> [Written task A] Transcribe the listing line for line, starting at its first line and ending at the line that contains "side-button-label: Basic bbox=[759, 44, 794, 60]".

> [Page]
· · · ·

We now examine the impact of buoyancy crossflow on saturation distribution without longitudinal buoyancy effects (Fig. 6). Longitudinal buoyancy effects (\(N_{bv,L}\)) are negligible when, for example, the dip is small (\(\alpha \sim 0{}^\circ \); see definition of \(N_{bv,L}\) in Table 1). We consider layers of contrasting permeability and vary the amount of buoyancy crossflow (\(N_{bv,T}\)) and layer ordering (\(\sigma _x=10\) and 0.1). The effective aspect ratio is maintained fixed and greater than zero (\(R_L=10\)), to allow viscous and buoyancy crossflow. When the high permeability layer is on the top (\(\sigma _x=10\); Fig. 6a), the displacement is in a buoyancy-stable configuration. Most of the less dense, injected fluid remains above the more dense fluid in place, except for the remaining displaced phase saturation within the region contacted by the injected phase. Increased buoyancy effects both reduce the remaining displaced phase saturation, despite the absence of longitudinal buoyancy effects, and lead to the development of a buoyancy tongue that preferentially sweeps the upper part of the system. When the high permeability layer is on the bottom (\(\sigma _x=0.1\); Fig. 6b), the displacement is in a buoyancy-unstable configuration. The less dense, injected phase is preferentially injected through the high permeability layer, below the denser fluid initially in place. Buoyancy then causes counter-current crossflow to reposition the lower density phase on top and vice-versa. These results (Fig. 6a, b) confirm earlier work (e.g. Ekrann 1992; Peters et al. 1998; Huppert et al. 2013): layer ordering exerts a major control on the impact of buoyancy crossflow on fluid distribution, and heterogeneity may also delay buoyancy segregation when viscous and buoyancy forces compete to control fluid distribution. We note that the numerical results obtained when buoyancy and heterogeneity effects compete (i.e. with \(N_{bv,T}=10\) in Fig. 6a) do not show any form of Rayleigh–Taylor instability, although this has been observed experimentally with miscible fluids by Huppert et al. (2013). We explain this finding by the absence of intra-layer permeability heterogeneity to trigger the instability.

· · · ·

Spatial layout data:
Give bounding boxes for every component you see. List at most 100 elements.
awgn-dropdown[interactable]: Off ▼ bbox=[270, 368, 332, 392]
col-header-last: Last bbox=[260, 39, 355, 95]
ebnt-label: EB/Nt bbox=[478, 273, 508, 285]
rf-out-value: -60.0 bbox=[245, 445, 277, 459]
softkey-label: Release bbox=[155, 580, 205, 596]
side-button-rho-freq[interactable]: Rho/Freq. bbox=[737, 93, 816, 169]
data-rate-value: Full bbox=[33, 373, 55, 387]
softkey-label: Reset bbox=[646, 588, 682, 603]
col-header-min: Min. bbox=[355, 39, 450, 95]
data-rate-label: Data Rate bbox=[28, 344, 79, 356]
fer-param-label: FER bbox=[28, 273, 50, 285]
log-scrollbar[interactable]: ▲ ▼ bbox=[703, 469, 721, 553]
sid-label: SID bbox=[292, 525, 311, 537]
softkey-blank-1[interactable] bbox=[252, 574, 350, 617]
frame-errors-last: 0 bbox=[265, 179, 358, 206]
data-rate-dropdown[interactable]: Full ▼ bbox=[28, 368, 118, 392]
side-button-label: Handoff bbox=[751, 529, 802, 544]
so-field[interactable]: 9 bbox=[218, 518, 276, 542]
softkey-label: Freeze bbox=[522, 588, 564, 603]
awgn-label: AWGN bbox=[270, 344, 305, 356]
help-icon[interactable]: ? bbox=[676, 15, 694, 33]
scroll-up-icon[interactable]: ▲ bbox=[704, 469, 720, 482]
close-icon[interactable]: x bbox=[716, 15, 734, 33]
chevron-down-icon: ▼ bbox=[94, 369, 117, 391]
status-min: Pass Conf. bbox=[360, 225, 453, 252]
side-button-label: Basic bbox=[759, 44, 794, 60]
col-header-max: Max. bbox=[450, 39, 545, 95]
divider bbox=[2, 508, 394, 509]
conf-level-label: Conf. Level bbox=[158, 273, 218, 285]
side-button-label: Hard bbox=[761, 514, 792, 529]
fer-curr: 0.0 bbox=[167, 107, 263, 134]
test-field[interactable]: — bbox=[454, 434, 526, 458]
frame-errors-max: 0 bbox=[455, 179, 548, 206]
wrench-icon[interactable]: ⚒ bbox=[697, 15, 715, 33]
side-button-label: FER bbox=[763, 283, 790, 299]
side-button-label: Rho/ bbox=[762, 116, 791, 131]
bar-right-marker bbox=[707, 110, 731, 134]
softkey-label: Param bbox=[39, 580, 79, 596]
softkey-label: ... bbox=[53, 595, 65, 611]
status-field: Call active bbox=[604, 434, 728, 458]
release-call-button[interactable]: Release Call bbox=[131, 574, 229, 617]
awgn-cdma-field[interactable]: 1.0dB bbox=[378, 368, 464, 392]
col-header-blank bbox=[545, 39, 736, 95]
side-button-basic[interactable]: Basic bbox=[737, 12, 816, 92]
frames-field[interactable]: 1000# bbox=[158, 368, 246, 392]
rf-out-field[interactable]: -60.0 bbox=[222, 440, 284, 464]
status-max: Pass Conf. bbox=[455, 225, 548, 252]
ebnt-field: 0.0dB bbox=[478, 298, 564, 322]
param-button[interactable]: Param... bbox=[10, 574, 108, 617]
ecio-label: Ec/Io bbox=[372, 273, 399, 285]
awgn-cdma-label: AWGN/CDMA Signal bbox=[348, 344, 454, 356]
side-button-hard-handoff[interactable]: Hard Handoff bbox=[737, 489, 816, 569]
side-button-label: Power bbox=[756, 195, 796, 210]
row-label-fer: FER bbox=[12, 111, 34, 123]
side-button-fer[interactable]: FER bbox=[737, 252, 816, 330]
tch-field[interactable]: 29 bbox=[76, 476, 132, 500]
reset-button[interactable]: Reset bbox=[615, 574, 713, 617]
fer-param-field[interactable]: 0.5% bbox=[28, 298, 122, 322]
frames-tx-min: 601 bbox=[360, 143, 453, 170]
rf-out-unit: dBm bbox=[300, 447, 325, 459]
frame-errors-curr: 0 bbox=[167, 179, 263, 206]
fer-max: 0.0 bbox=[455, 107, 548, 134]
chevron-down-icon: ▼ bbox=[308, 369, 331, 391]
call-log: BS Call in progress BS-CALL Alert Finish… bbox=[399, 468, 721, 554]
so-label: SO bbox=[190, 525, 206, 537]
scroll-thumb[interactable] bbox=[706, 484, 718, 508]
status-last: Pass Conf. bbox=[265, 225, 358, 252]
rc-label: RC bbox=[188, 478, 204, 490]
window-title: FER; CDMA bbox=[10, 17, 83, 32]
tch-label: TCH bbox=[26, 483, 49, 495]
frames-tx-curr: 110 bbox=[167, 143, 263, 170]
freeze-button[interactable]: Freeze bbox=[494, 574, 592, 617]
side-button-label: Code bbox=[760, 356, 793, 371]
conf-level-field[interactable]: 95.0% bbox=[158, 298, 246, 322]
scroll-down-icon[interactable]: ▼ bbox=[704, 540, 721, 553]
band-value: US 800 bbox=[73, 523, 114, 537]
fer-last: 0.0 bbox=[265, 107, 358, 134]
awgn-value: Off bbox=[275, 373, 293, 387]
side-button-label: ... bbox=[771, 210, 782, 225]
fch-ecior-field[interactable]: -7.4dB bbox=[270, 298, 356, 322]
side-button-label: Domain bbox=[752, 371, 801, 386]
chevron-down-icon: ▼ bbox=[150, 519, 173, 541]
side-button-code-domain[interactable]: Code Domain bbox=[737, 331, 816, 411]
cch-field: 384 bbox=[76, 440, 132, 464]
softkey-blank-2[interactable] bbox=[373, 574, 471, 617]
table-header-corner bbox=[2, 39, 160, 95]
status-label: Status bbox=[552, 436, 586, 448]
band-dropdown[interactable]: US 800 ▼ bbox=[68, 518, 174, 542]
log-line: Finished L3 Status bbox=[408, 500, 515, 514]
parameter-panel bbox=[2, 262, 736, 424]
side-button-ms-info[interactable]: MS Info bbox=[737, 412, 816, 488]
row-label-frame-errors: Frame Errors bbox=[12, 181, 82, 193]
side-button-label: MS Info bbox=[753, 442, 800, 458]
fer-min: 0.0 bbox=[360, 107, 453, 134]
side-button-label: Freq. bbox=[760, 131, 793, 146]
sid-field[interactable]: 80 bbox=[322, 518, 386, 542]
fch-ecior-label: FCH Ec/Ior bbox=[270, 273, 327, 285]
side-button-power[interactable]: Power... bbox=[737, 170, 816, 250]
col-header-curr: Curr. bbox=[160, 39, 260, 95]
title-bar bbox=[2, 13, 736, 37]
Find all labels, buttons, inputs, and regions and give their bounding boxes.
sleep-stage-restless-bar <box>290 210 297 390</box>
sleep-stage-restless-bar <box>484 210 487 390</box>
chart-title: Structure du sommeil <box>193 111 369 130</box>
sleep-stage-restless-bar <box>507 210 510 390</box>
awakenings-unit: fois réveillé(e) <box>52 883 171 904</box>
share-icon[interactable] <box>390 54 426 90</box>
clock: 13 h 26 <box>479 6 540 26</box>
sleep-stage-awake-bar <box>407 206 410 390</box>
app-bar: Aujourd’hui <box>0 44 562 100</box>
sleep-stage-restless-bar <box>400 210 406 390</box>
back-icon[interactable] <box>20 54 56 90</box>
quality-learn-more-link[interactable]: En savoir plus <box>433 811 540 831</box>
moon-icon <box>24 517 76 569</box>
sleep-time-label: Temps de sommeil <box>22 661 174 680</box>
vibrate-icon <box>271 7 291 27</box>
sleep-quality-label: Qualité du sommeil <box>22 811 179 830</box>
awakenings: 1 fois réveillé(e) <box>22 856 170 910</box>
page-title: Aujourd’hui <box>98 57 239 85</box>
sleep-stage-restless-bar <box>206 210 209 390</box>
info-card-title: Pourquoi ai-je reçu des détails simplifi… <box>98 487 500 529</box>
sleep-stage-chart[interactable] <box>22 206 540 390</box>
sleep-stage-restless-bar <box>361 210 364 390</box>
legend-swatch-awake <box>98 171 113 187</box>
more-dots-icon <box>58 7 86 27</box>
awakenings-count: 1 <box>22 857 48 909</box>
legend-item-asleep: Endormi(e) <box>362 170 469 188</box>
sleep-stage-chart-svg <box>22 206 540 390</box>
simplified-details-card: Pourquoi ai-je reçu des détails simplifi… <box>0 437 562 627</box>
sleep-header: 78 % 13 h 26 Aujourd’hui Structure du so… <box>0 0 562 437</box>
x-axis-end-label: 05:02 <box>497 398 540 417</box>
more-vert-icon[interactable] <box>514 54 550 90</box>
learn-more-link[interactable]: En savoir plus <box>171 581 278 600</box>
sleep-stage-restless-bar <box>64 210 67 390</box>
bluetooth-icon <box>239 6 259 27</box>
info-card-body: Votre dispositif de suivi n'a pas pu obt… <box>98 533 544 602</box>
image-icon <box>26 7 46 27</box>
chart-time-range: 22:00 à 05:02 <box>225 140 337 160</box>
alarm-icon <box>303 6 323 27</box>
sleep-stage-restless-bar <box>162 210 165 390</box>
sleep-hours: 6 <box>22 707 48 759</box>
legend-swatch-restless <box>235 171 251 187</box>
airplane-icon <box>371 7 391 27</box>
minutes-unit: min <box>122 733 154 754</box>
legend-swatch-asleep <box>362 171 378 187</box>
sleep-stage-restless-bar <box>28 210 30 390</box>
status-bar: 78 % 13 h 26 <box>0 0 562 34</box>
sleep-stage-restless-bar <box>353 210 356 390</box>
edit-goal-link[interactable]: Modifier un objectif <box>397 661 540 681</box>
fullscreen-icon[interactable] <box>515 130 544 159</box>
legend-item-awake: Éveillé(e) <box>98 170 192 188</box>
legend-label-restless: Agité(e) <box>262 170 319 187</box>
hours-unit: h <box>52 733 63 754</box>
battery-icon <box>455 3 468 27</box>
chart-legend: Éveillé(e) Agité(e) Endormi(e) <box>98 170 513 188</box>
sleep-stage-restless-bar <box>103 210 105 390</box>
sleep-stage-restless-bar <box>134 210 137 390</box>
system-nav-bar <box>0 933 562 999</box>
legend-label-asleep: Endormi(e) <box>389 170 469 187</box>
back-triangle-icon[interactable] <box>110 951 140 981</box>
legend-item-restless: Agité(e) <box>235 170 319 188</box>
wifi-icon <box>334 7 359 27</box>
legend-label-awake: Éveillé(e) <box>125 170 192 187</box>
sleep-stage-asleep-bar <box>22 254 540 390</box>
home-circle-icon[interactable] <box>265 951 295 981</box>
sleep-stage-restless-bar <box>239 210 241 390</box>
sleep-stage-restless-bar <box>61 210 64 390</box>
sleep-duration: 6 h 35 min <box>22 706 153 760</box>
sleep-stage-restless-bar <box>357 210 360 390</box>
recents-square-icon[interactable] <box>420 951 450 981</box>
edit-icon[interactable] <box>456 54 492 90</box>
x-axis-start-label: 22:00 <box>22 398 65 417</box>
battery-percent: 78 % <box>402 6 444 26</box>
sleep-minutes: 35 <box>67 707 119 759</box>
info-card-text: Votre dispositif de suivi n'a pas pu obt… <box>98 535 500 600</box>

· · · ·

> [Written task B] In the passage on buoyancy crossflow, what kind of configuration is the displacement in when the high permeability layer is on the top?

> [Solution A]
Give bounding boxes for every component you see. List at most 100 elements.
awgn-dropdown[interactable]: Off ▼ bbox=[270, 368, 332, 392]
col-header-last: Last bbox=[260, 39, 355, 95]
ebnt-label: EB/Nt bbox=[478, 273, 508, 285]
rf-out-value: -60.0 bbox=[245, 445, 277, 459]
softkey-label: Release bbox=[155, 580, 205, 596]
side-button-rho-freq[interactable]: Rho/Freq. bbox=[737, 93, 816, 169]
data-rate-value: Full bbox=[33, 373, 55, 387]
softkey-label: Reset bbox=[646, 588, 682, 603]
col-header-min: Min. bbox=[355, 39, 450, 95]
data-rate-label: Data Rate bbox=[28, 344, 79, 356]
fer-param-label: FER bbox=[28, 273, 50, 285]
log-scrollbar[interactable]: ▲ ▼ bbox=[703, 469, 721, 553]
sid-label: SID bbox=[292, 525, 311, 537]
softkey-blank-1[interactable] bbox=[252, 574, 350, 617]
frame-errors-last: 0 bbox=[265, 179, 358, 206]
data-rate-dropdown[interactable]: Full ▼ bbox=[28, 368, 118, 392]
side-button-label: Handoff bbox=[751, 529, 802, 544]
so-field[interactable]: 9 bbox=[218, 518, 276, 542]
softkey-label: Freeze bbox=[522, 588, 564, 603]
awgn-label: AWGN bbox=[270, 344, 305, 356]
help-icon[interactable]: ? bbox=[676, 15, 694, 33]
scroll-up-icon[interactable]: ▲ bbox=[704, 469, 720, 482]
close-icon[interactable]: x bbox=[716, 15, 734, 33]
chevron-down-icon: ▼ bbox=[94, 369, 117, 391]
status-min: Pass Conf. bbox=[360, 225, 453, 252]
side-button-label: Basic bbox=[759, 44, 794, 60]

> [Solution B] A buoyancy-stable configuration.